> Problem statement
Where the string "FRAME" occurs in the material below, report the whole line.

--- START ---

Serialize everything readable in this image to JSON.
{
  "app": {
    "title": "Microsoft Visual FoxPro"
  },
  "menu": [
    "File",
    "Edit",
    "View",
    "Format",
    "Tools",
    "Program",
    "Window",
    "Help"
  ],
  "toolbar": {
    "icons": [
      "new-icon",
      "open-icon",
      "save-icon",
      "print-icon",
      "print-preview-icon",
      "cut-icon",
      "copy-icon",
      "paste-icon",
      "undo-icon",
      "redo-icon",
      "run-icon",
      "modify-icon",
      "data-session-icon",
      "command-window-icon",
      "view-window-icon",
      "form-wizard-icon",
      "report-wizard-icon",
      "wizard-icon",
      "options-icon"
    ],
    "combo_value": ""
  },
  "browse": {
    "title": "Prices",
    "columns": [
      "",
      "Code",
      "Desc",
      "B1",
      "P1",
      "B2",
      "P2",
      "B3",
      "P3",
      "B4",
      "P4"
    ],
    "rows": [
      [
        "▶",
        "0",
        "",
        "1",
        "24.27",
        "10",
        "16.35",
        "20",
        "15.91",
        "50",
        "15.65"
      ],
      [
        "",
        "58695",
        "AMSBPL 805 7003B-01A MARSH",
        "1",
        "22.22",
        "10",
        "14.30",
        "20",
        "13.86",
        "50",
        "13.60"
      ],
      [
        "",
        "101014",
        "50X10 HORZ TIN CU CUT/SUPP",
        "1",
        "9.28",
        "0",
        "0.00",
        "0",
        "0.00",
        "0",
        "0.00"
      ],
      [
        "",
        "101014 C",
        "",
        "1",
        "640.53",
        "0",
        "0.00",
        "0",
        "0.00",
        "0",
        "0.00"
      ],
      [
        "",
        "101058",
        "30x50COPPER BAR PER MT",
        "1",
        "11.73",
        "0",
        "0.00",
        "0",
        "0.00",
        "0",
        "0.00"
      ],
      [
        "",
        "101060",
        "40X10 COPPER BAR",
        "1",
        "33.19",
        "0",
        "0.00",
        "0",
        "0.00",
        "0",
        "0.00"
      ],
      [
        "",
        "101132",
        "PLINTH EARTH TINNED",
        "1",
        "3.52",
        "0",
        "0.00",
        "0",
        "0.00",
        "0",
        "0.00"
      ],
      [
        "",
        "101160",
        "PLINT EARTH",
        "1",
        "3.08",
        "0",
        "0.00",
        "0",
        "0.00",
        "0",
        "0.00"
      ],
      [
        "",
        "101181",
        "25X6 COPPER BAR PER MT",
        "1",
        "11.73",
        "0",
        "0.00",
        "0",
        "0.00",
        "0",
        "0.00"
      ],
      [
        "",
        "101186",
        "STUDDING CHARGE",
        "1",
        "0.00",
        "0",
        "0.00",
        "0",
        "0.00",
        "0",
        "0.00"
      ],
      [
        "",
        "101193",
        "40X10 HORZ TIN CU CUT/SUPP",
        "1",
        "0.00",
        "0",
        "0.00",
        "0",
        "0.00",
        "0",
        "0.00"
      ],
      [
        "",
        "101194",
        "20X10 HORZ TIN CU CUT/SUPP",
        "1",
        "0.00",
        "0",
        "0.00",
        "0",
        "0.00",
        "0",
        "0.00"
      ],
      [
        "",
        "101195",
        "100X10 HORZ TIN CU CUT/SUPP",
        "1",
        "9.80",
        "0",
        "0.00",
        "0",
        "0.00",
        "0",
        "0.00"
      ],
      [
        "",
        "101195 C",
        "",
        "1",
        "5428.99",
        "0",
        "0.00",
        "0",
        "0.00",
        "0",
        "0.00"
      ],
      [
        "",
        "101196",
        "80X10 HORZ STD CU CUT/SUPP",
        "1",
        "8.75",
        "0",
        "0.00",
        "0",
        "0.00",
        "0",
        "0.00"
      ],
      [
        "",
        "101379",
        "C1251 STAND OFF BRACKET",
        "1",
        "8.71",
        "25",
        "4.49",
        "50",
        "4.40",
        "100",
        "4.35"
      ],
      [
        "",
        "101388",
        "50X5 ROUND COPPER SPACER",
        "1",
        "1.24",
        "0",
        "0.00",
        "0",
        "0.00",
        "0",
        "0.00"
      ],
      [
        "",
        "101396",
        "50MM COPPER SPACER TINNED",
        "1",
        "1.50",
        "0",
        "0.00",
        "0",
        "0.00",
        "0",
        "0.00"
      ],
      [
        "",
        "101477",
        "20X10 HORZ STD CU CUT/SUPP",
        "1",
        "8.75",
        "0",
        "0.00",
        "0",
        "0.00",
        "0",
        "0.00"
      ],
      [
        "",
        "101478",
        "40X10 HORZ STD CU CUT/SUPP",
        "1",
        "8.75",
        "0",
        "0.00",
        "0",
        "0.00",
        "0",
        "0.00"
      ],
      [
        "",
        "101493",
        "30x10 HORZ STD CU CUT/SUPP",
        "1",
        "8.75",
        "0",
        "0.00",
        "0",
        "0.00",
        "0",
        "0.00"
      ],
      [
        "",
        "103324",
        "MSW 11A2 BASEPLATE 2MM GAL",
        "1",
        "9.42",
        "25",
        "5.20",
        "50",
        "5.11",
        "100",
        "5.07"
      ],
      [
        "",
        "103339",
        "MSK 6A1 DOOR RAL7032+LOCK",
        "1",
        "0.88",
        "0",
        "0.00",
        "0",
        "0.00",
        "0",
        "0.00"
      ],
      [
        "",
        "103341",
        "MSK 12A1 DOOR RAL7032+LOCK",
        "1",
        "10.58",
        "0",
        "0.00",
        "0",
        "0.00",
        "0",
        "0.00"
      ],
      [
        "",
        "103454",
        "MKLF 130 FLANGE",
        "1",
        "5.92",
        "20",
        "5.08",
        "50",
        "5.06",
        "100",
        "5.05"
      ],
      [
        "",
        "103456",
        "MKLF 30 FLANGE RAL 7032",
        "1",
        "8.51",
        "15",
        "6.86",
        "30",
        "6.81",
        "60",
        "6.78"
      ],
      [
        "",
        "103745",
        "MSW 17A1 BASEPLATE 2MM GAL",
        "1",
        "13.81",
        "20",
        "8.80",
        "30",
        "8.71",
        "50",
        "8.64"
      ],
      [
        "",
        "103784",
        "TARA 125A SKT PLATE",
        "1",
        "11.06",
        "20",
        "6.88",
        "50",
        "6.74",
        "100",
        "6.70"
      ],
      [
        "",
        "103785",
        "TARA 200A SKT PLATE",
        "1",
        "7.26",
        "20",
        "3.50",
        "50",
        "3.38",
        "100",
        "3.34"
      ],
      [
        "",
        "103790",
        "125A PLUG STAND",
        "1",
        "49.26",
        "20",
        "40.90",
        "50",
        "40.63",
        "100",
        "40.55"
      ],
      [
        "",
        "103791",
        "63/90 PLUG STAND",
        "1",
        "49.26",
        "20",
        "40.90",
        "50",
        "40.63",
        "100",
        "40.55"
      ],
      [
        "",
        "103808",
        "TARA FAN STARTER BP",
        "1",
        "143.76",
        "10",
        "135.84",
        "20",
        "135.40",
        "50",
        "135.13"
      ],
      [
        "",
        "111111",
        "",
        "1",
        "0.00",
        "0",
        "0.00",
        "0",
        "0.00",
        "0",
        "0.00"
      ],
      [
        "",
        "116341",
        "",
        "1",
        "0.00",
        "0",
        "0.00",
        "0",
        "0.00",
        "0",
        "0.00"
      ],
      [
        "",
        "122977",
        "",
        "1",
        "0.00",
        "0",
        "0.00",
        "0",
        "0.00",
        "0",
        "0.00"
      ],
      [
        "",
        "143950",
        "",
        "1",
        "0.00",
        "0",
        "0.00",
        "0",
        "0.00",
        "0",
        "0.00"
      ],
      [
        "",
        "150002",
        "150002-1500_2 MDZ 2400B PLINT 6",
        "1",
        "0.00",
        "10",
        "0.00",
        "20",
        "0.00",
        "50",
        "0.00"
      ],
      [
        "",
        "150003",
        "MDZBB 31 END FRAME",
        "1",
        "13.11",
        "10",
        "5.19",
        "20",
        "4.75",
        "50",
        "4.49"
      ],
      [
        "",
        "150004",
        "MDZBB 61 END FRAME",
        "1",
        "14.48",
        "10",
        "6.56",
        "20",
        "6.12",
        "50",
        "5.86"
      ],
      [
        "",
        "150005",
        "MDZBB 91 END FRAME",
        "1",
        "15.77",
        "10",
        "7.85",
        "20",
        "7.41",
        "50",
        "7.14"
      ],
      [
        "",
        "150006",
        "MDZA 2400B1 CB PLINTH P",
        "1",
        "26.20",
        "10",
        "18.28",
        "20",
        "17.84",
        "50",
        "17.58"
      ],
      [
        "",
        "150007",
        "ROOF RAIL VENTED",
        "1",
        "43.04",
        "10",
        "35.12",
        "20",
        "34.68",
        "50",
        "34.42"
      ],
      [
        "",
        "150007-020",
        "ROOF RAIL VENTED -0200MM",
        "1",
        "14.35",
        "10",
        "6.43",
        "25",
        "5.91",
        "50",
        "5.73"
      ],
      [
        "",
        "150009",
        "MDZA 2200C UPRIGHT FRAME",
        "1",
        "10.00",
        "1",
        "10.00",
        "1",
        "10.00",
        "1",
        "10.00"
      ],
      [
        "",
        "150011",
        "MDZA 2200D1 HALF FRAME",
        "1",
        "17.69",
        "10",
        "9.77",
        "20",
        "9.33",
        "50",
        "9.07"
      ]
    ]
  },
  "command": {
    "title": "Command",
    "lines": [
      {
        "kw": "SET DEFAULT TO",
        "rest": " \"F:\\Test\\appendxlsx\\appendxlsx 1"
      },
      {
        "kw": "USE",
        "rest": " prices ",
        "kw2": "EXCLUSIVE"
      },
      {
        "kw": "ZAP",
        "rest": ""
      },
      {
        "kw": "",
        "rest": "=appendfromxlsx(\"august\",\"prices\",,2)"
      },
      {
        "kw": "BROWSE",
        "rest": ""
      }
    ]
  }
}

--- END ---

> Worked answer
        "MDZBB 31 END FRAME",
        "MDZBB 61 END FRAME",
        "MDZBB 91 END FRAME",
        "MDZA 2200C UPRIGHT FRAME",
        "MDZA 2200D1 HALF FRAME",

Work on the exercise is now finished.